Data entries
*-*-*

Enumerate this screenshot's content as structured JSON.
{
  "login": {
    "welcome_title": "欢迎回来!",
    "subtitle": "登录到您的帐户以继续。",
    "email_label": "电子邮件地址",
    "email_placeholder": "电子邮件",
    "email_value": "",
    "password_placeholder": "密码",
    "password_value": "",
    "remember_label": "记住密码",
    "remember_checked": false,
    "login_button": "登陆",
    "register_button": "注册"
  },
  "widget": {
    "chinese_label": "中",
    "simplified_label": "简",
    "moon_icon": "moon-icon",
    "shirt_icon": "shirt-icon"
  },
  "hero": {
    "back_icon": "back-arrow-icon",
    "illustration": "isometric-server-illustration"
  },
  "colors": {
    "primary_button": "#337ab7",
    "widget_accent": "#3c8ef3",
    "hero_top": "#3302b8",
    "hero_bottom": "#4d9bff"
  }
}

*-*-*

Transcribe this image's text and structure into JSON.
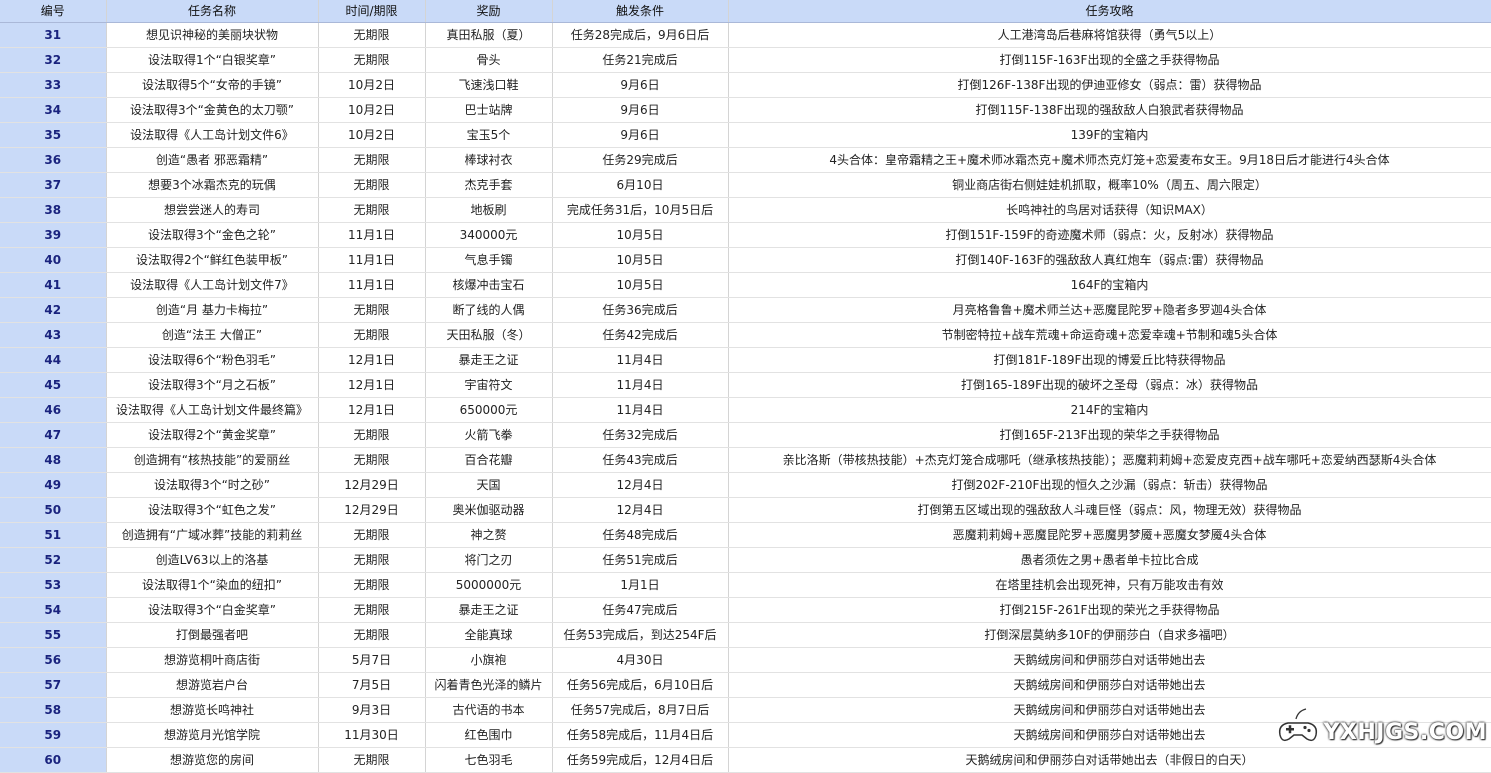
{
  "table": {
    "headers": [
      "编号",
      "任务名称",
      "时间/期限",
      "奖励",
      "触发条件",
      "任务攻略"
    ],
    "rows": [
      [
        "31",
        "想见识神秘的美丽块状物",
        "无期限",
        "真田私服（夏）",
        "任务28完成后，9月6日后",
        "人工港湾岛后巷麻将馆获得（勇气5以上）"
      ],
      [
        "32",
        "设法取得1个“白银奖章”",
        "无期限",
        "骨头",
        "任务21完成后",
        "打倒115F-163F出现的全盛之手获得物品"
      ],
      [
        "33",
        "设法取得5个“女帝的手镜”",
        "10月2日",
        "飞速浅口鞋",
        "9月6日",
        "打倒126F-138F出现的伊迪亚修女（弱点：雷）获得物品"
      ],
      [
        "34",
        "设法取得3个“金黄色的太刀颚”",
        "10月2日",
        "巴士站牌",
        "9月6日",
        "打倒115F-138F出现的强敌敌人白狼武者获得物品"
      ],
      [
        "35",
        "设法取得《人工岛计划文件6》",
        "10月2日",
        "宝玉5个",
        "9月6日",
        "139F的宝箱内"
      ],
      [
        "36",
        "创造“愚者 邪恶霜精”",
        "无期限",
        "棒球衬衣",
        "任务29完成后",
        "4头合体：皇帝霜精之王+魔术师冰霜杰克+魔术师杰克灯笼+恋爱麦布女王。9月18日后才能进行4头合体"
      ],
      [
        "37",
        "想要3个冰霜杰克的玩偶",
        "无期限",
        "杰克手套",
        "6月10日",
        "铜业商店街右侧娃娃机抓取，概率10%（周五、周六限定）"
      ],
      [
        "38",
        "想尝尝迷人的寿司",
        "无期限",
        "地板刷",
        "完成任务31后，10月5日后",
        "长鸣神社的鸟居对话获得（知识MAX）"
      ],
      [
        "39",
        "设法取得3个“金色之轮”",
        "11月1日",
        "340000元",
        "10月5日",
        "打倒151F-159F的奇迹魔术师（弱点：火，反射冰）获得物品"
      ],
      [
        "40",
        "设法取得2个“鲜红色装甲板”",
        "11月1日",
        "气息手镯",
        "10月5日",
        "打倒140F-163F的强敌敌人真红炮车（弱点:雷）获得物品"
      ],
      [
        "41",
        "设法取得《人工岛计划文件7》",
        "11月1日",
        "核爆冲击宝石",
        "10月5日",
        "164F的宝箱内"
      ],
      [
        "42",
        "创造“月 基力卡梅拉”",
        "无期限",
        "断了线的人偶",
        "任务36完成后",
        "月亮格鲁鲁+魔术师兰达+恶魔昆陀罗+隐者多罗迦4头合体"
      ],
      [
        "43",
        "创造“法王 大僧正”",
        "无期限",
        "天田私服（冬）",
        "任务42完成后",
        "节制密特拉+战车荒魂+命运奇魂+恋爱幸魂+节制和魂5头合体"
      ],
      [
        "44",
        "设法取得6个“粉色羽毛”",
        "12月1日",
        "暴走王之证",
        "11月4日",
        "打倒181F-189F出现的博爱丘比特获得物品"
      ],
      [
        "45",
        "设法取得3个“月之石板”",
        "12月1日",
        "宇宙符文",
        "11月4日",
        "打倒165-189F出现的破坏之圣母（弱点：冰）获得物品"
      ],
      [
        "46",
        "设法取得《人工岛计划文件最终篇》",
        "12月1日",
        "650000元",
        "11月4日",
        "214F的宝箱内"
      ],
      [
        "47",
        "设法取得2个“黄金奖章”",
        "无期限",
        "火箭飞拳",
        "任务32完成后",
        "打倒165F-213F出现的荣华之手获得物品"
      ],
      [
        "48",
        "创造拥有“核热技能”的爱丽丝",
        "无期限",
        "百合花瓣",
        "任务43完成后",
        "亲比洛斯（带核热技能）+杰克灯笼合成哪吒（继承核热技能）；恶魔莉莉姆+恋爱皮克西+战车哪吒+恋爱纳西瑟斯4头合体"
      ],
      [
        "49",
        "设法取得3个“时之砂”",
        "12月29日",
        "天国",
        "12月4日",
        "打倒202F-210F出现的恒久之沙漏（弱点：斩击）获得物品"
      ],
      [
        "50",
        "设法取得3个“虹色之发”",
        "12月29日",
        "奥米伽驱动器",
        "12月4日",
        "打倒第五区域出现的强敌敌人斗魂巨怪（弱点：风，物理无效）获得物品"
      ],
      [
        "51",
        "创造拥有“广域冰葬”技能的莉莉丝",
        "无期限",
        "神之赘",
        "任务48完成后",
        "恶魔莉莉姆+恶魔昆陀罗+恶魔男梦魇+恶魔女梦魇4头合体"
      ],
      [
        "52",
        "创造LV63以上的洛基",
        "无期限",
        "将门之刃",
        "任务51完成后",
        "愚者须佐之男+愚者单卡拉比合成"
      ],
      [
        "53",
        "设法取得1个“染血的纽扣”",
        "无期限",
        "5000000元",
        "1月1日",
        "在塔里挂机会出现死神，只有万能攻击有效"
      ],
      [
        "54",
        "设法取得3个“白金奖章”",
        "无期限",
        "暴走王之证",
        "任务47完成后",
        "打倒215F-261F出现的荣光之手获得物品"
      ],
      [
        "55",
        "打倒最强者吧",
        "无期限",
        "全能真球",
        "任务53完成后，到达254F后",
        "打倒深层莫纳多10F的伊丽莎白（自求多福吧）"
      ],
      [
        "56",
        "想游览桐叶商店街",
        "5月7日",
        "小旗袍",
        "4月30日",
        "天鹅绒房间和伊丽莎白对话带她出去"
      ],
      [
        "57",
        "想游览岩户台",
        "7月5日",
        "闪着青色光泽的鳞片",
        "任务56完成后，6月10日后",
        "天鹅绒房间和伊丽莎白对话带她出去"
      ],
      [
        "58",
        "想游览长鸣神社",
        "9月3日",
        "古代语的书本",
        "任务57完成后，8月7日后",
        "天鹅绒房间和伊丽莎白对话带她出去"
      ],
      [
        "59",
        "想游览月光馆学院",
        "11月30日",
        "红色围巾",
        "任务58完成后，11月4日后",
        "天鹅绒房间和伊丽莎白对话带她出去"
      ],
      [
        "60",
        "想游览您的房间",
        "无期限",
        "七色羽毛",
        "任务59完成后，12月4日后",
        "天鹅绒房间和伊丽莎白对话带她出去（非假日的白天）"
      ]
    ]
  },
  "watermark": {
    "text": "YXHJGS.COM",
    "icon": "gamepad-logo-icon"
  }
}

*-*-*

Prompt
Show every line from the entries above in which "恶魔昆陀罗" appears.

Written reply
        "月亮格鲁鲁+魔术师兰达+恶魔昆陀罗+隐者多罗迦4头合体"
        "恶魔莉莉姆+恶魔昆陀罗+恶魔男梦魇+恶魔女梦魇4头合体"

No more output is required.